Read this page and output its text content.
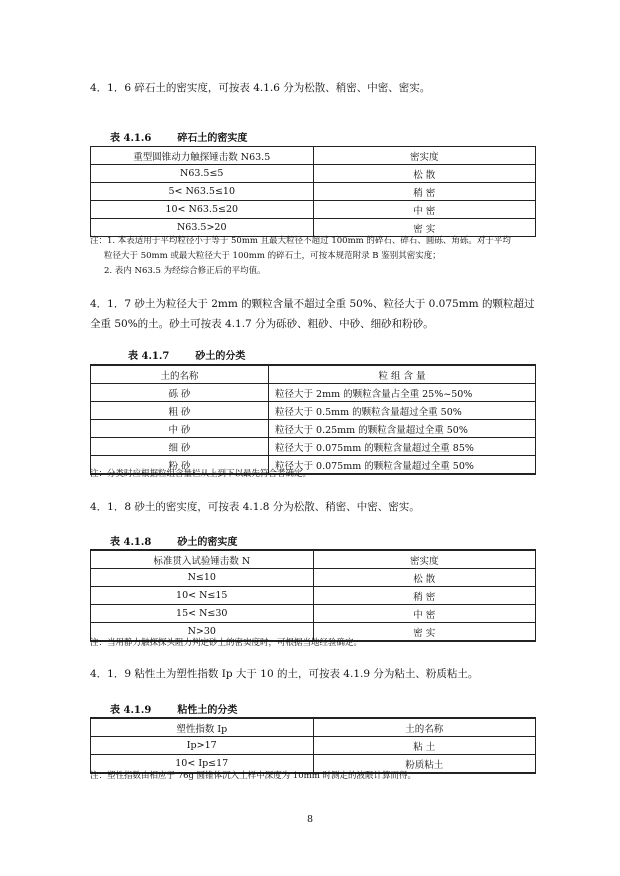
4．1．6 碎石土的密实度，可按表 4.1.6 分为松散、稍密、中密、密实。
表 4.1.6	碎石土的密实度
重型圆锥动力触探锤击数 N63.5	密实度
N63.5≤5	松 散
5< N63.5≤10	稍 密
10< N63.5≤20	中 密
N63.5>20	密 实
注：1. 本表适用于平均粒径小于等于 50mm 且最大粒径不超过 100mm 的碎石、碎石、圆砾、角砾。对于平均
粒径大于 50mm 或最大粒径大于 100mm 的碎石土，可按本规范附录 B 鉴别其密实度；
2. 表内 N63.5 为经综合修正后的平均值。
4．1．7 砂土为粒径大于 2mm 的颗粒含量不超过全重 50%、粒径大于 0.075mm 的颗粒超过全重 50%的土。砂土可按表 4.1.7 分为砾砂、粗砂、中砂、细砂和粉砂。
表 4.1.7	砂土的分类
土的名称	粒 组 含 量
砾 砂	粒径大于 2mm 的颗粒含量占全重 25%~50%
粗 砂	粒径大于 0.5mm 的颗粒含量超过全重 50%
中 砂	粒径大于 0.25mm 的颗粒含量超过全重 50%
细 砂	粒径大于 0.075mm 的颗粒含量超过全重 85%
粉 砂	粒径大于 0.075mm 的颗粒含量超过全重 50%
注：分类时应根据粒组含量栏从上到下以最先符合者确定。
4．1．8 砂土的密实度，可按表 4.1.8 分为松散、稍密、中密、密实。
表 4.1.8	砂土的密实度
标准贯入试验锤击数 N	密实度
N≤10	松 散
10< N≤15	稍 密
15< N≤30	中 密
N>30	密 实
注：当用静力触探探头阻力判定砂土的密实度时，可根据当地经验确定。
4．1．9 粘性土为塑性指数 Ip 大于 10 的土，可按表 4.1.9 分为粘土、粉质粘土。
表 4.1.9	粘性土的分类
塑性指数 Ip	土的名称
Ip>17	粘 土
10< Ip≤17	粉质粘土
注：塑性指数由相应于 76g 圆锥体沉入土样中深度为 10mm 时测定的液限计算而得。
8
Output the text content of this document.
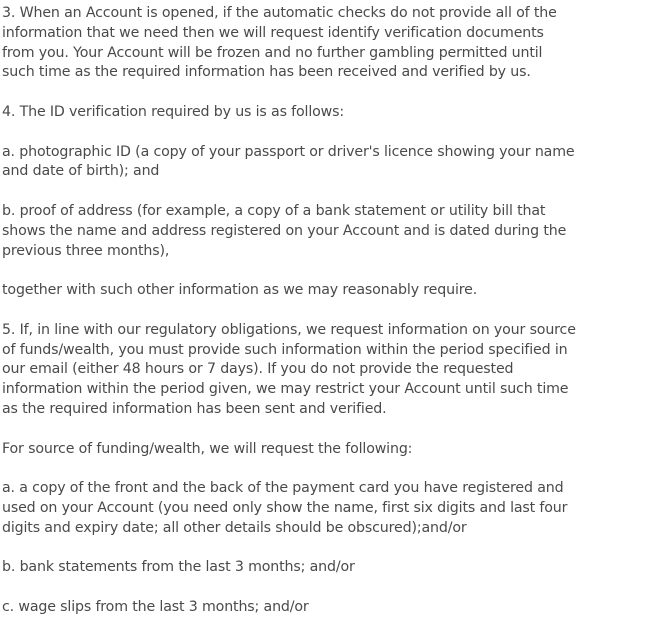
3. When an Account is opened, if the automatic checks do not provide all of the
information that we need then we will request identify verification documents
from you. Your Account will be frozen and no further gambling permitted until
such time as the required information has been received and verified by us.

4. The ID verification required by us is as follows:

a. photographic ID (a copy of your passport or driver's licence showing your name
and date of birth); and

b. proof of address (for example, a copy of a bank statement or utility bill that
shows the name and address registered on your Account and is dated during the
previous three months),

together with such other information as we may reasonably require.

5. If, in line with our regulatory obligations, we request information on your source
of funds/wealth, you must provide such information within the period specified in
our email (either 48 hours or 7 days). If you do not provide the requested
information within the period given, we may restrict your Account until such time
as the required information has been sent and verified.

For source of funding/wealth, we will request the following:

a. a copy of the front and the back of the payment card you have registered and
used on your Account (you need only show the name, first six digits and last four
digits and expiry date; all other details should be obscured);and/or

b. bank statements from the last 3 months; and/or

c. wage slips from the last 3 months; and/or
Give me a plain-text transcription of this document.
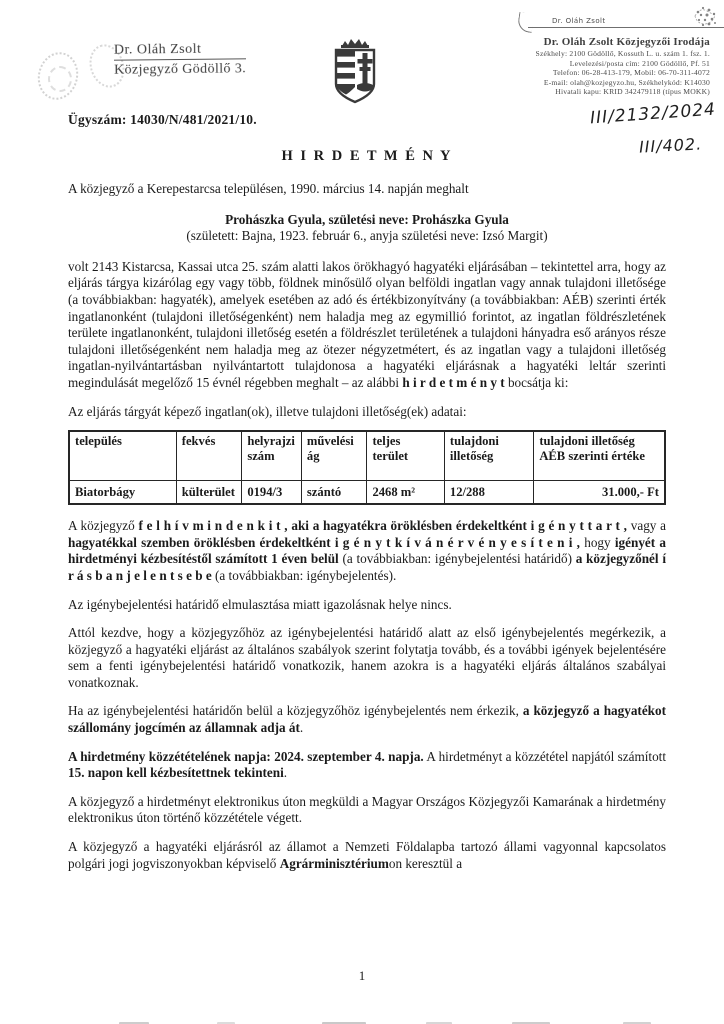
Dr. Oláh Zsolt
Dr. Oláh Zsolt
Közjegyző Gödöllő 3.
Dr. Oláh Zsolt Közjegyzői Irodája
Székhely: 2100 Gödöllő, Kossuth L. u. szám 1. fsz. 1.
Levelezési/posta cím: 2100 Gödöllő, Pf. 51
Telefon: 06-28-413-179, Mobil: 06-70-311-4072
E-mail: olah@kozjegyzo.hu, Székhelykód: K14030
Hivatali kapu: KRID 342479118 (típus MOKK)
III/2132/2024
III/402.
Ügyszám: 14030/N/481/2021/10.
H I R D E T M É N Y

A közjegyző a Kerepestarcsa településen, 1990. március 14. napján meghalt

Prohászka Gyula, születési neve: Prohászka Gyula

(született: Bajna, 1923. február 6., anyja születési neve: Izsó Margit)

volt 2143 Kistarcsa, Kassai utca 25. szám alatti lakos örökhagyó hagyatéki eljárásában – tekintettel arra, hogy az eljárás tárgya kizárólag egy vagy több, földnek minősülő olyan belföldi ingatlan vagy annak tulajdoni illetősége (a továbbiakban: hagyaték), amelyek esetében az adó és értékbizonyítvány (a továbbiakban: AÉB) szerinti érték ingatlanonként (tulajdoni illetőségenként) nem haladja meg az egymillió forintot, az ingatlan földrészletének területe ingatlanonként, tulajdoni illetőség esetén a földrészlet területének a tulajdoni hányadra eső arányos része tulajdoni illetőségenként nem haladja meg az ötezer négyzetmétert, és az ingatlan vagy a tulajdoni illetőség ingatlan-nyilvántartásban nyilvántartott tulajdonosa a hagyatéki eljárásnak a hagyatéki leltár szerinti megindulását megelőző 15 évnél régebben meghalt – az alábbi h i r d e t m é n y t bocsátja ki:

Az eljárás tárgyát képező ingatlan(ok), illetve tulajdoni illetőség(ek) adatai:

település	fekvés	helyrajzi szám	művelési ág	teljes terület	tulajdoni illetőség	tulajdoni illetőség AÉB szerinti értéke
Biatorbágy	külterület	0194/3	szántó	2468 m²	12/288	31.000,- Ft

A közjegyző f e l h í v m i n d e n k i t , aki a hagyatékra öröklésben érdekeltként i g é n y t t a r t , vagy a hagyatékkal szemben öröklésben érdekeltként i g é n y t k í v á n é r v é n y e s í t e n i , hogy igényét a hirdetményi kézbesítéstől számított 1 éven belül (a továbbiakban: igénybejelentési határidő) a közjegyzőnél í r á s b a n j e l e n t s e b e (a továbbiakban: igénybejelentés).

Az igénybejelentési határidő elmulasztása miatt igazolásnak helye nincs.

Attól kezdve, hogy a közjegyzőhöz az igénybejelentési határidő alatt az első igénybejelentés megérkezik, a közjegyző a hagyatéki eljárást az általános szabályok szerint folytatja tovább, és a további igények bejelentésére sem a fenti igénybejelentési határidő vonatkozik, hanem azokra is a hagyatéki eljárás általános szabályai vonatkoznak.

Ha az igénybejelentési határidőn belül a közjegyzőhöz igénybejelentés nem érkezik, a közjegyző a hagyatékot szállomány jogcímén az államnak adja át.

A hirdetmény közzétételének napja: 2024. szeptember 4. napja. A hirdetményt a közzététel napjától számított 15. napon kell kézbesítettnek tekinteni.

A közjegyző a hirdetményt elektronikus úton megküldi a Magyar Országos Közjegyzői Kamarának a hirdetmény elektronikus úton történő közzététele végett.

A közjegyző a hagyatéki eljárásról az államot a Nemzeti Földalapba tartozó állami vagyonnal kapcsolatos polgári jogi jogviszonyokban képviselő Agrárminisztériumon keresztül a

1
———
What is required: Show every line above in which the word "碎石土的密实度" occurs.

Answer to this exercise:
4．1．6 碎石土的密实度，可按表 4.1.6 分为松散、稍密、中密、密实。
表 4.1.6	碎石土的密实度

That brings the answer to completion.